Перепишите целиком фрагмент текста о понятии символа у Иванова, не меняя в нём ни слова.

* ФРАГМЕНТ ТЕКСТА:

-- -- --

Непрямое говорение - Людмила Гоготишвили 5 стр.


Это послушание Иванова Булгакову имеет, однако, двойное дно. Прежде всего, имелись внешние самому этому спору причины постановки имени в позицию субъекта – таковы были терминологические декорации, принятые в данном тексте, где Иванов использует понятие символа преимущественно для обозначения «непосредственной», как он говорит, «символики» дионисийского культа, то есть использует это понятие, в отличие от своего обыкновения, не в связанном с языком (см. сноску 13), а в нейтрально-распространенном, зримо-вещественном и чувственном, смысле (говорится, например, о символике плюща и тирса).

Интереснее, конечно, разгадать внутренний смысл этого уступчивого ивановского словоупотребления. Здесь также важен контекст всего ивановского исследования в целом. Уступка Булгакову совершается здесь на таком фоне, который может ее практически дезавуировать. Одна из ключевых тем книги – долгий поиск облика и имени бога, поиск, который продолжался и тогда, когда не только связанные с этим неведомым богом обряды уже имели действенную силу, но и соответствующие словесные мифы уже сложились и тоже «действовали», то есть осуществляли референцию. Но к чему или к кому?

Все «иноименные Дионисы» – не что иное в этих пра-мифах, как именно символы «вызываемых неведомых духов», то есть и здесь на месте подлежащего у Иванова мыслятся символы, а не имена, тем более собственные. Чем же иным, кроме символов, могут в ивановской концепции быть временные имена богов? Эти «иноимена», так же, как это происходит, по Иванову, и в открыто «неименных» мифах, не осуществляли в своей отдельности реальной референции; пра-миф имел полную референцирующую действенность только как словесное целое: символ-«иноимя» вкупе с глагольным предикатом.

-- -- --

* ИЗВЛЕЧЁННЫЕ ЗАПИСИ:
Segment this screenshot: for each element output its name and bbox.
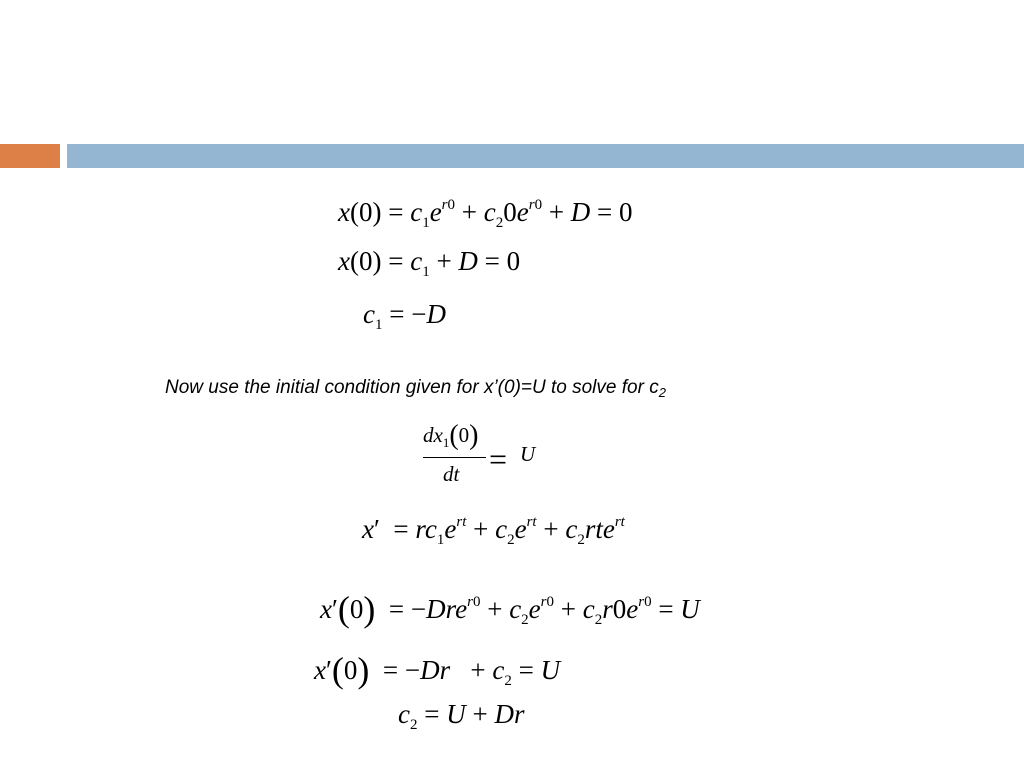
equation-8: $c_2 = U + Dr$	[398, 699, 525, 733]
equals-sign: =	[489, 441, 508, 477]
equation-5: $x' = rc_1e^{rt} + c_2e^{rt} + c_2rte^{rt}$	[362, 514, 625, 548]
equation-2: $x(0) = c_1 + D = 0$	[338, 246, 521, 280]
fraction-denominator: dt	[443, 462, 460, 486]
fraction-rhs: U	[520, 442, 536, 466]
equation-1: $x(0) = c_1e^{r0} + c_20e^{r0} + D = 0$	[338, 197, 633, 231]
accent-bar	[0, 144, 60, 168]
equation-6: $x'(0) = -Dre^{r0} + c_2e^{r0} + c_2r0e^{r0} = U$	[320, 589, 700, 629]
instruction-text	[165, 377, 666, 399]
instruction-subscript: 2	[658, 385, 666, 400]
header-bar	[67, 144, 1024, 168]
instruction-main: Now use the initial condition given for x’(0)=U to solve for c	[165, 377, 659, 398]
fraction-numerator: $dx_1(0)$	[423, 420, 479, 451]
equation-7: $x'(0) = -Dr + c_2 = U$	[314, 650, 561, 690]
fraction-line	[423, 457, 486, 458]
equation-3: $c_1 = -D$	[363, 299, 446, 333]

-- -- --

* ОТВЕТ:
Непрямое говорение - Людмила Гоготишвили 5 стр.


Это послушание Иванова Булгакову имеет, однако, двойное дно. Прежде всего, имелись внешние самому этому спору причины постановки имени в позицию субъекта – таковы были терминологические декорации, принятые в данном тексте, где Иванов использует понятие символа преимущественно для обозначения «непосредственной», как он говорит, «символики» дионисийского культа, то есть использует это понятие, в отличие от своего обыкновения, не в связанном с языком (см. сноску 13), а в нейтрально-распространенном, зримо-вещественном и чувственном, смысле (говорится, например, о символике плюща и тирса).

Интереснее, конечно, разгадать внутренний смысл этого уступчивого ивановского словоупотребления. Здесь также важен контекст всего ивановского исследования в целом. Уступка Булгакову совершается здесь на таком фоне, который может ее практически дезавуировать. Одна из ключевых тем книги – долгий поиск облика и имени бога, поиск, который продолжался и тогда, когда не только связанные с этим неведомым богом обряды уже имели действенную силу, но и соответствующие словесные мифы уже сложились и тоже «действовали», то есть осуществляли референцию. Но к чему или к кому?

Все «иноименные Дионисы» – не что иное в этих пра-мифах, как именно символы «вызываемых неведомых духов», то есть и здесь на месте подлежащего у Иванова мыслятся символы, а не имена, тем более собственные. Чем же иным, кроме символов, могут в ивановской концепции быть временные имена богов? Эти «иноимена», так же, как это происходит, по Иванову, и в открыто «неименных» мифах, не осуществляли в своей отдельности реальной референции; пра-миф имел полную референцирующую действенность только как словесное целое: символ-«иноимя» вкупе с глагольным предикатом.